PROBLEM STATEMENT:
Repeat the lines of the records starting with the line containing "x-tick-label: 30 bbox=[151, 577, 173, 599]" and ending with the line containing "car-icon bbox=[828, 86, 866, 111]", both included, word for word.

ENTRIES PROVIDED:
[BEGIN]

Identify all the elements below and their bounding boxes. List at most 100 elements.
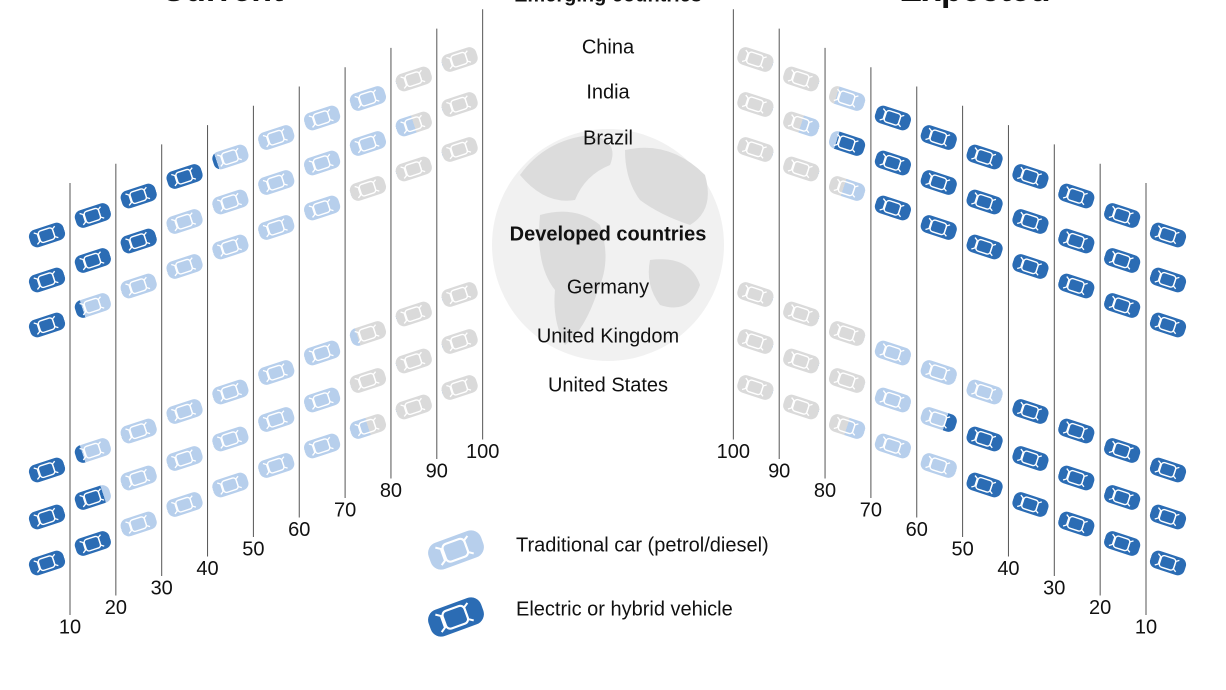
x-tick-label: 30 bbox=[151, 577, 173, 599]
car-icon bbox=[828, 368, 866, 393]
country-label: United States bbox=[548, 374, 668, 396]
car-icon bbox=[28, 550, 66, 576]
car-icon bbox=[74, 203, 111, 228]
x-tick-label: 90 bbox=[426, 460, 448, 482]
car-icon bbox=[441, 329, 478, 354]
car-icon bbox=[783, 394, 820, 420]
car-icon bbox=[304, 195, 341, 221]
x-tick-label: 60 bbox=[288, 519, 310, 541]
car-icon bbox=[1058, 465, 1095, 491]
car-icon bbox=[1058, 183, 1095, 209]
car-icon bbox=[920, 407, 957, 432]
car-icon bbox=[920, 360, 957, 385]
car-icon bbox=[395, 156, 432, 182]
car-icon bbox=[1149, 457, 1187, 483]
car-icon bbox=[212, 472, 249, 498]
car-icon bbox=[828, 321, 866, 346]
car-icon bbox=[737, 92, 774, 117]
car-icon bbox=[349, 368, 387, 393]
car-icon bbox=[395, 394, 432, 420]
car-icon bbox=[737, 137, 774, 162]
car-icon bbox=[349, 176, 387, 201]
car-icon bbox=[1058, 228, 1095, 254]
car-icon bbox=[783, 301, 820, 327]
legend-label: Electric or hybrid vehicle bbox=[516, 598, 733, 620]
car-icon bbox=[828, 86, 866, 111]
car-icon bbox=[1149, 550, 1187, 576]
panel-title: Current bbox=[161, 0, 284, 9]
car-icon bbox=[1104, 293, 1141, 318]
legend-swatch bbox=[428, 530, 484, 570]
car-icon bbox=[166, 209, 203, 234]
legend-swatch bbox=[428, 597, 484, 637]
car-icon bbox=[74, 485, 111, 510]
car-icon bbox=[166, 399, 203, 424]
car-icon bbox=[349, 86, 387, 111]
car-icon bbox=[258, 215, 295, 240]
car-icon bbox=[874, 195, 911, 221]
car-icon bbox=[28, 267, 66, 293]
car-icon bbox=[1149, 312, 1187, 338]
car-icon bbox=[304, 105, 341, 131]
car-icon bbox=[920, 170, 957, 195]
car-icon bbox=[737, 282, 774, 307]
car-icon bbox=[737, 375, 774, 400]
car-icon bbox=[166, 446, 203, 471]
car-icon bbox=[441, 375, 478, 400]
car-icon bbox=[1104, 203, 1141, 228]
car-icon bbox=[120, 228, 157, 254]
car-icon bbox=[874, 340, 911, 366]
x-tick-label: 10 bbox=[59, 616, 81, 638]
car-icon bbox=[920, 215, 957, 240]
car-icon bbox=[1104, 531, 1141, 556]
panel-title: Expected bbox=[899, 0, 1050, 9]
x-tick-label: 30 bbox=[1043, 577, 1065, 599]
car-icon bbox=[120, 183, 157, 209]
x-tick-label: 20 bbox=[105, 597, 127, 619]
car-icon bbox=[966, 426, 1003, 452]
car-icon bbox=[920, 453, 957, 478]
car-icon bbox=[1104, 248, 1141, 273]
car-icon bbox=[783, 111, 820, 137]
car-icon bbox=[395, 348, 432, 374]
car-icon bbox=[966, 144, 1003, 170]
car-icon bbox=[1012, 492, 1049, 517]
x-tick-label: 70 bbox=[334, 499, 356, 521]
car-icon bbox=[1149, 504, 1187, 530]
x-tick-label: 80 bbox=[814, 480, 836, 502]
car-icon bbox=[28, 457, 66, 483]
country-label: China bbox=[582, 36, 635, 58]
x-tick-label: 40 bbox=[196, 558, 218, 580]
legend-label: Traditional car (petrol/diesel) bbox=[516, 534, 769, 556]
car-icon bbox=[395, 111, 432, 137]
car-icon bbox=[349, 131, 387, 156]
car-icon bbox=[1058, 273, 1095, 299]
globe bbox=[492, 129, 724, 361]
car-icon bbox=[828, 414, 866, 439]
car-icon bbox=[258, 360, 295, 385]
car-icon bbox=[304, 433, 341, 459]
car-icon bbox=[166, 492, 203, 517]
car-icon bbox=[441, 92, 478, 117]
car-icon bbox=[74, 438, 111, 463]
car-icon bbox=[1058, 511, 1095, 537]
car-icon bbox=[874, 150, 911, 176]
car-icon bbox=[74, 248, 111, 273]
car-icon bbox=[874, 105, 911, 131]
car-icon bbox=[966, 234, 1003, 260]
car-icon bbox=[441, 47, 478, 72]
car-icon bbox=[74, 293, 111, 318]
car-icon bbox=[212, 144, 249, 170]
car-icon bbox=[1149, 267, 1187, 293]
car-icon bbox=[212, 426, 249, 452]
car-icon bbox=[1104, 485, 1141, 510]
car-icon bbox=[966, 472, 1003, 498]
country-label: Germany bbox=[567, 276, 649, 298]
country-label: United Kingdom bbox=[537, 325, 679, 347]
car-icon bbox=[737, 47, 774, 72]
car-icon bbox=[28, 312, 66, 338]
car-icon bbox=[349, 321, 387, 346]
car-icon bbox=[874, 433, 911, 459]
car-icon bbox=[783, 66, 820, 92]
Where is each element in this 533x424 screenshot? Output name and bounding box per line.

[END]

RESPONSE TO THIS EXERCISE:
x-tick-label: 30 bbox=[151, 577, 173, 599]
car-icon bbox=[828, 368, 866, 393]
country-label: United States bbox=[548, 374, 668, 396]
car-icon bbox=[28, 550, 66, 576]
car-icon bbox=[74, 203, 111, 228]
x-tick-label: 90 bbox=[426, 460, 448, 482]
car-icon bbox=[441, 329, 478, 354]
car-icon bbox=[783, 394, 820, 420]
car-icon bbox=[304, 195, 341, 221]
x-tick-label: 60 bbox=[288, 519, 310, 541]
car-icon bbox=[1058, 465, 1095, 491]
car-icon bbox=[1058, 183, 1095, 209]
car-icon bbox=[920, 407, 957, 432]
car-icon bbox=[920, 360, 957, 385]
car-icon bbox=[395, 156, 432, 182]
car-icon bbox=[1149, 457, 1187, 483]
car-icon bbox=[212, 472, 249, 498]
car-icon bbox=[828, 321, 866, 346]
car-icon bbox=[737, 92, 774, 117]
car-icon bbox=[349, 368, 387, 393]
car-icon bbox=[395, 394, 432, 420]
car-icon bbox=[737, 137, 774, 162]
car-icon bbox=[349, 176, 387, 201]
car-icon bbox=[1058, 228, 1095, 254]
car-icon bbox=[783, 301, 820, 327]
legend-label: Electric or hybrid vehicle bbox=[516, 598, 733, 620]
car-icon bbox=[828, 86, 866, 111]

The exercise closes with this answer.